• _What to do_
Transcribe each of the records below exactly, excluding all pictures.

- - - -

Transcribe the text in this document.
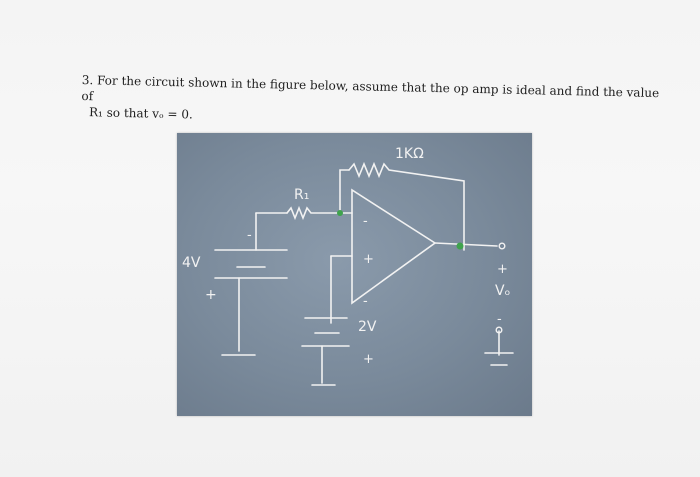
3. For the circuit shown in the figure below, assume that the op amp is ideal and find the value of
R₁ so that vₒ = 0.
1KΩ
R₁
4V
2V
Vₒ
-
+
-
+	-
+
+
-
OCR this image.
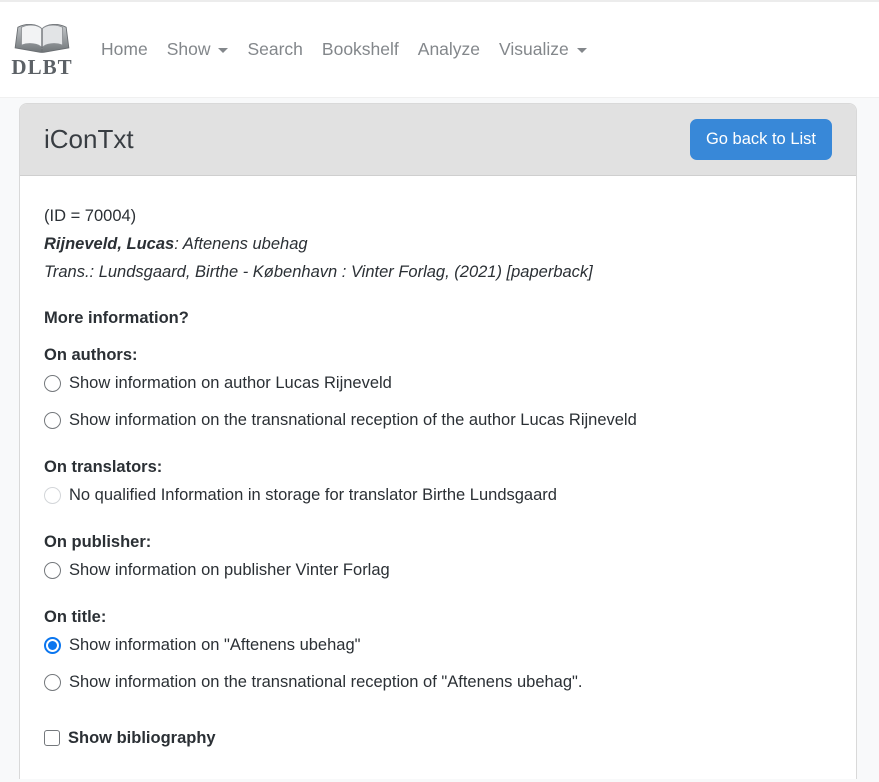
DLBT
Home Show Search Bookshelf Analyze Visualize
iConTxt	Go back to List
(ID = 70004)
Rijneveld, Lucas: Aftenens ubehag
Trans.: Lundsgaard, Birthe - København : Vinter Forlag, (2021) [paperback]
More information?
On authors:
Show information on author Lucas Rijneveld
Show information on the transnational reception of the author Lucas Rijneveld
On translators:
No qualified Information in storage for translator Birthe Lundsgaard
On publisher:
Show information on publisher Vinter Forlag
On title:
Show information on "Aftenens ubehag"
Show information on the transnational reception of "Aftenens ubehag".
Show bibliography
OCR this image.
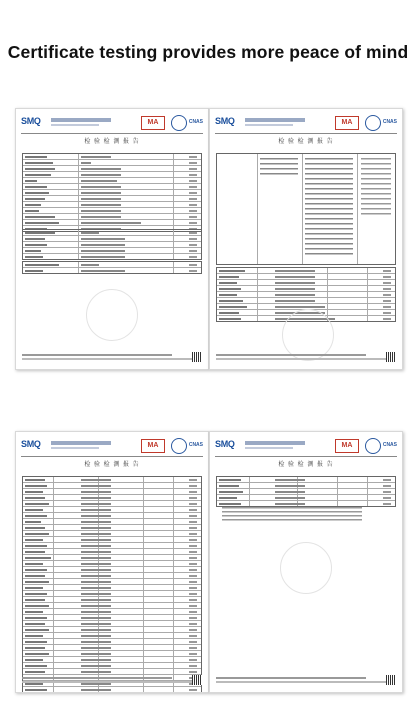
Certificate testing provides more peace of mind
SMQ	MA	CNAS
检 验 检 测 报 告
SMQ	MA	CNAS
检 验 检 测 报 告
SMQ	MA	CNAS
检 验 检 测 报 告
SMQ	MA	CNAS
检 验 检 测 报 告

- - - -

• _Answer to the exercise_
Transcribe the text in this document.
3. For the circuit shown in the figure below, assume that the op amp is ideal and find the value of
R₁ so that vₒ = 0.
1KΩ
R₁
4V
2V
Vₒ
-
+
-
+	-
+
+
-
OCR this image.
DLBT
Home Show Search Bookshelf Analyze Visualize
iConTxt	Go back to List
(ID = 70004)
Rijneveld, Lucas: Aftenens ubehag
Trans.: Lundsgaard, Birthe - København : Vinter Forlag, (2021) [paperback]
More information?
On authors:
Show information on author Lucas Rijneveld
Show information on the transnational reception of the author Lucas Rijneveld
On translators:
No qualified Information in storage for translator Birthe Lundsgaard
On publisher:
Show information on publisher Vinter Forlag
On title:
Show information on "Aftenens ubehag"
Show information on the transnational reception of "Aftenens ubehag".
Show bibliography
OCR this image.
Certificate testing provides more peace of mind
SMQ	MA	CNAS
检 验 检 测 报 告
SMQ	MA	CNAS
检 验 检 测 报 告
SMQ	MA	CNAS
检 验 检 测 报 告
SMQ	MA	CNAS
检 验 检 测 报 告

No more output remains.